> Goal of the exercise
Produce an exact copy of the lines from the line that contains "Give me the" to the end of the listing below.

(Figure record listings)
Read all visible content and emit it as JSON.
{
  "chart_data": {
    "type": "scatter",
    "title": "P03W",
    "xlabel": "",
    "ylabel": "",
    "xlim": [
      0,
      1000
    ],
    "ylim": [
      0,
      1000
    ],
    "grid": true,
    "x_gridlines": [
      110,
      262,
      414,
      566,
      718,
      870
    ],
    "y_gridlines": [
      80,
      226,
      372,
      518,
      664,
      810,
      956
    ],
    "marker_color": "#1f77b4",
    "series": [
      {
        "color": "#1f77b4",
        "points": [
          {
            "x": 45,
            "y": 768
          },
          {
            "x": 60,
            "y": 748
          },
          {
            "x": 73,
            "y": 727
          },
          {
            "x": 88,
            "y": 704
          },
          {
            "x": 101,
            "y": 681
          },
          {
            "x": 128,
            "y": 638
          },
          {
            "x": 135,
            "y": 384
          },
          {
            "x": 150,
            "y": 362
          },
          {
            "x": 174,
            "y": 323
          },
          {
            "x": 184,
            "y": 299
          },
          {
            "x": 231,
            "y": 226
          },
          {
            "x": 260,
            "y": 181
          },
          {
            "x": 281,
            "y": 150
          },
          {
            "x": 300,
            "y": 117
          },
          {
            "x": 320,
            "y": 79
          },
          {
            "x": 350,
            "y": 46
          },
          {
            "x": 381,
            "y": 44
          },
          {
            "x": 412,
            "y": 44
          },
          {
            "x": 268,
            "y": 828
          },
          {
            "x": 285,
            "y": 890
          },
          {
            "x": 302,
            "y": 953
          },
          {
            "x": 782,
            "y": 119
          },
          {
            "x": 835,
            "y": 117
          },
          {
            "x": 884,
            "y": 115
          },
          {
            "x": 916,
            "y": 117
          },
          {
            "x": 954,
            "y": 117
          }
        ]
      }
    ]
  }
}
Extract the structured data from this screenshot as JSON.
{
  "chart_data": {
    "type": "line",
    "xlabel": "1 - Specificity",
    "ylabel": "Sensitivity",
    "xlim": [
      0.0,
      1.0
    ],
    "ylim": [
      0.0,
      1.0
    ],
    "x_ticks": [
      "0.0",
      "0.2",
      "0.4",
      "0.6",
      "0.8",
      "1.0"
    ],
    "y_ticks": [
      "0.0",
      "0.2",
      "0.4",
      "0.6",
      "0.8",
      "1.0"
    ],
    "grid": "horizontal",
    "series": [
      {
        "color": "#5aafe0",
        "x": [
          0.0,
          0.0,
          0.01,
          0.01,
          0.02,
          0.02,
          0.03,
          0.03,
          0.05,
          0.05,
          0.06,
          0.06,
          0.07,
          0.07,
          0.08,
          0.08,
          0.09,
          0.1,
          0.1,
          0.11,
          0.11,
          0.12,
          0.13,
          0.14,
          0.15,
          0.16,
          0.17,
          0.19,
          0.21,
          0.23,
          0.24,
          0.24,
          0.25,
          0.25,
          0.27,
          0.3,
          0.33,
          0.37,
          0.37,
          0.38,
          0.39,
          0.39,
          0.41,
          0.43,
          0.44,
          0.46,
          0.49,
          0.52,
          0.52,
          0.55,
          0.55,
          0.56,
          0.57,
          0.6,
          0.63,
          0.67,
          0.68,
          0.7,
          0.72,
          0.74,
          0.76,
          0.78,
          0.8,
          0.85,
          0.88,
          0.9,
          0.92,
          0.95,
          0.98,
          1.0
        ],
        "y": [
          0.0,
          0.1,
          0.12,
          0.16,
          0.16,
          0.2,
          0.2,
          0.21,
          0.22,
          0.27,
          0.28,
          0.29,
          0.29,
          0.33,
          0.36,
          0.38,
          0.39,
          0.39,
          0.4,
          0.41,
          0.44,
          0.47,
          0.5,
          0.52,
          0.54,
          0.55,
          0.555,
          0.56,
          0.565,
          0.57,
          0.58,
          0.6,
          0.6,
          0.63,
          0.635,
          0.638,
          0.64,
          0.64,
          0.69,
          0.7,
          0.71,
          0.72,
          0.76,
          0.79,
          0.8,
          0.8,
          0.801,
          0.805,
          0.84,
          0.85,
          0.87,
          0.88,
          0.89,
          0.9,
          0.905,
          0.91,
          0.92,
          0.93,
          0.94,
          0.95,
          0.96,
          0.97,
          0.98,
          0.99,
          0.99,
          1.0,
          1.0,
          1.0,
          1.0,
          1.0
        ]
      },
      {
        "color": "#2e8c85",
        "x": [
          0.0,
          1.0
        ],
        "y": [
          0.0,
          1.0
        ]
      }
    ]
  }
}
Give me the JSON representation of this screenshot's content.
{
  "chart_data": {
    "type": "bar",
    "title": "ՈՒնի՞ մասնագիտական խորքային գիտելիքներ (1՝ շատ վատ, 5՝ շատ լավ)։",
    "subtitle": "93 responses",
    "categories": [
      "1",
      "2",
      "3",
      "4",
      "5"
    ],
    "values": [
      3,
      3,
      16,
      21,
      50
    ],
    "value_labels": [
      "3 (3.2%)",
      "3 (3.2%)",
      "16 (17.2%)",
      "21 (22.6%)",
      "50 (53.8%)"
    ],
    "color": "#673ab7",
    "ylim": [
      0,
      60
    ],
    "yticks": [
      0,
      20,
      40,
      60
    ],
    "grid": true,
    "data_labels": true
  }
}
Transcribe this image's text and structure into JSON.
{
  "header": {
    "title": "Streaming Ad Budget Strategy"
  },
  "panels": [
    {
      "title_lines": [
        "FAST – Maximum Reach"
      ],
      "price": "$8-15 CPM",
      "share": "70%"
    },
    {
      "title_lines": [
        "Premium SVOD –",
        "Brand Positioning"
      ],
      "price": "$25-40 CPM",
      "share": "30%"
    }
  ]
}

> Completed task
Give me the JSON representation of this screenshot's content.
{
  "chart_data": {
    "type": "bar",
    "title": "ՈՒնի՞ մասնագիտական խորքային գիտելիքներ (1՝ շատ վատ, 5՝ շատ լավ)։",
    "subtitle": "93 responses",
    "categories": [
      "1",
      "2",
      "3",
      "4",
      "5"
    ],
    "values": [
      3,
      3,
      16,
      21,
      50
    ],
    "value_labels": [
      "3 (3.2%)",
      "3 (3.2%)",
      "16 (17.2%)",
      "21 (22.6%)",
      "50 (53.8%)"
    ],
    "color": "#673ab7",
    "ylim": [
      0,
      60
    ],
    "yticks": [
      0,
      20,
      40,
      60
    ],
    "grid": true,
    "data_labels": true
  }
}
Transcribe this image's text and structure into JSON.
{
  "header": {
    "title": "Streaming Ad Budget Strategy"
  },
  "panels": [
    {
      "title_lines": [
        "FAST – Maximum Reach"
      ],
      "price": "$8-15 CPM",
      "share": "70%"
    },
    {
      "title_lines": [
        "Premium SVOD –",
        "Brand Positioning"
      ],
      "price": "$25-40 CPM",
      "share": "30%"
    }
  ]
}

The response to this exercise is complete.